[REQUIRED TASKS]
A. In the article on UT San Antonio's NIH ranking, how many institutions does the Blue Ridge Institute's 2025 ranking include?
B. Transcribe the article on UT San Antonio's NIH ranking between "In a university" and "its historical weight.", inclusive.

[SOURCE TEXT]
- Opening Delimiter -
Less than a year after UTSA and UT Health San Antonio officially merged, the newly combined UT San Antonio logged a sharp jump in national NIH standings, landing at No. 64 with $147,098,904 in NIH awards for fiscal 2025. University leaders are calling it a landmark moment and pointing to early investments and cross-campus pilot grants as evidence that the merger is already turning into measurable research momentum.

As reported by San Antonio Report, the Blue Ridge Institute for Medical Research's 2025 rankings place UT San Antonio at No. 64 among 2,702 institutions, pushing the university into the top 2.3% of NIH recipients. The institute's 2025 tables list $147,098,904 in total NIH awards for UT San Antonio for the federal fiscal year ending Sept. 30, 2025, as compiled on the BRIMR site.

In a university news release, Francisco G. Cigarroa said, "This is a landmark moment for our university," while Jennifer Sharpe Potter called NIH support "one of the clearest indicators of health research excellence." The release frames the ranking as validation of the merged campus's ability to compete for large biomedical awards and to expand clinical trials and translational work. The UT San Antonio newsroom highlighted those comments and the larger research totals, positioning the climb as early proof that the retooled institution can punch above its historical weight.
- Closing Delimiter -
[DATA LISTING]
- Opening Delimiter -
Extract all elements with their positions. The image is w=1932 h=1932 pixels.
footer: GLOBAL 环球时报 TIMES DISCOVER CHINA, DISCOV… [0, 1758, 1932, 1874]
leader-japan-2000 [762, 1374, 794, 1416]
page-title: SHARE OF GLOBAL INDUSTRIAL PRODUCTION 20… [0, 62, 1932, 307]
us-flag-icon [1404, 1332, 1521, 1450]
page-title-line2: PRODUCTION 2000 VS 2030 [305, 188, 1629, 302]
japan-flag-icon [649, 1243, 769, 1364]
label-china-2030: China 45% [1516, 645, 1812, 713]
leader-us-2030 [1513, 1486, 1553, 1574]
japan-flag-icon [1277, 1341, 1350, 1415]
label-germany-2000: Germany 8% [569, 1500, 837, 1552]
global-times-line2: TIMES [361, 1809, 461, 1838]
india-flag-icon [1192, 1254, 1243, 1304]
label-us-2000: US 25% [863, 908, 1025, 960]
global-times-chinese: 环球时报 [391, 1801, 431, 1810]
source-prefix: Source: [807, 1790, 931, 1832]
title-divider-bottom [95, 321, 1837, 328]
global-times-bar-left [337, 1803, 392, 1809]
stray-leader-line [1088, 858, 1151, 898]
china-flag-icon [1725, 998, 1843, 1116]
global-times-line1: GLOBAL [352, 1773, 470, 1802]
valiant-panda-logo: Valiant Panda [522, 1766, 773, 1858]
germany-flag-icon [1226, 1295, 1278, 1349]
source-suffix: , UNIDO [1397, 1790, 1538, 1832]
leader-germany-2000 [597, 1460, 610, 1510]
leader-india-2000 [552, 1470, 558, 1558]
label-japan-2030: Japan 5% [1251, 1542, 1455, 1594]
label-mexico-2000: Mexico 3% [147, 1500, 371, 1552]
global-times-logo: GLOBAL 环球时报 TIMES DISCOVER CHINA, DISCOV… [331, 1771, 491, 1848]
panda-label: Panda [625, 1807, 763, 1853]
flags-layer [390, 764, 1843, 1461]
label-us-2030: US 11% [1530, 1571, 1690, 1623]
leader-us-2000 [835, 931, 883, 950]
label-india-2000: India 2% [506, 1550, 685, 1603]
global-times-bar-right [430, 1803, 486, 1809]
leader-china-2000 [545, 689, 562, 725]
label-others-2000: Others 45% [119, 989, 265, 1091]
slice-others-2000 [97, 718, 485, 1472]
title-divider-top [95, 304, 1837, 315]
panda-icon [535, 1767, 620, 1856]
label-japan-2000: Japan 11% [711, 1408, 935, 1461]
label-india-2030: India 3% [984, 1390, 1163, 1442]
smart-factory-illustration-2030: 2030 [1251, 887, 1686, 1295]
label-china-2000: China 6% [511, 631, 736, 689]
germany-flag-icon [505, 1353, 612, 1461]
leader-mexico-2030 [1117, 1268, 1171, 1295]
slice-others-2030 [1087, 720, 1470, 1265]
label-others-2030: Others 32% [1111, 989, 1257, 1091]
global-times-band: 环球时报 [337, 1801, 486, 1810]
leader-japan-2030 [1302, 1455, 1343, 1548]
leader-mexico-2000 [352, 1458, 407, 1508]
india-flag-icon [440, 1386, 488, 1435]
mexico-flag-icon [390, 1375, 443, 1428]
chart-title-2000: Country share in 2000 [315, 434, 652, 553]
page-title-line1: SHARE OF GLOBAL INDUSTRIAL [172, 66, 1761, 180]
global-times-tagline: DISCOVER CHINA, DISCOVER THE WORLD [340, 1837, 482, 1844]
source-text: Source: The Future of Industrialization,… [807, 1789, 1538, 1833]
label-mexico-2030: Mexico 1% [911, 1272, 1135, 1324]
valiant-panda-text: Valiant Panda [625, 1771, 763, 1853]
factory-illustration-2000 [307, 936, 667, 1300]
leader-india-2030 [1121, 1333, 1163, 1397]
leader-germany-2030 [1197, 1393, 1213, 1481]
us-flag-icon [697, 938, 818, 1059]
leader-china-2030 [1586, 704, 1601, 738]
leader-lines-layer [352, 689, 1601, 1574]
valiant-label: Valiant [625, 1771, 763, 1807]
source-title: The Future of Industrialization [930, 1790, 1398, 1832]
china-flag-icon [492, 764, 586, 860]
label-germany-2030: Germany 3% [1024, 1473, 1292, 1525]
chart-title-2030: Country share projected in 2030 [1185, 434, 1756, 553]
- Closing Delimiter -
[ANSWER SECTION]
A. 2,702 institutions.

B.
In a university news release, Francisco G. Cigarroa said, "This is a landmark moment for our university," while Jennifer Sharpe Potter called NIH support "one of the clearest indicators of health research excellence." The release frames the ranking as validation of the merged campus's ability to compete for large biomedical awards and to expand clinical trials and translational work. The UT San Antonio newsroom highlighted those comments and the larger research totals, positioning the climb as early proof that the retooled institution can punch above its historical weight.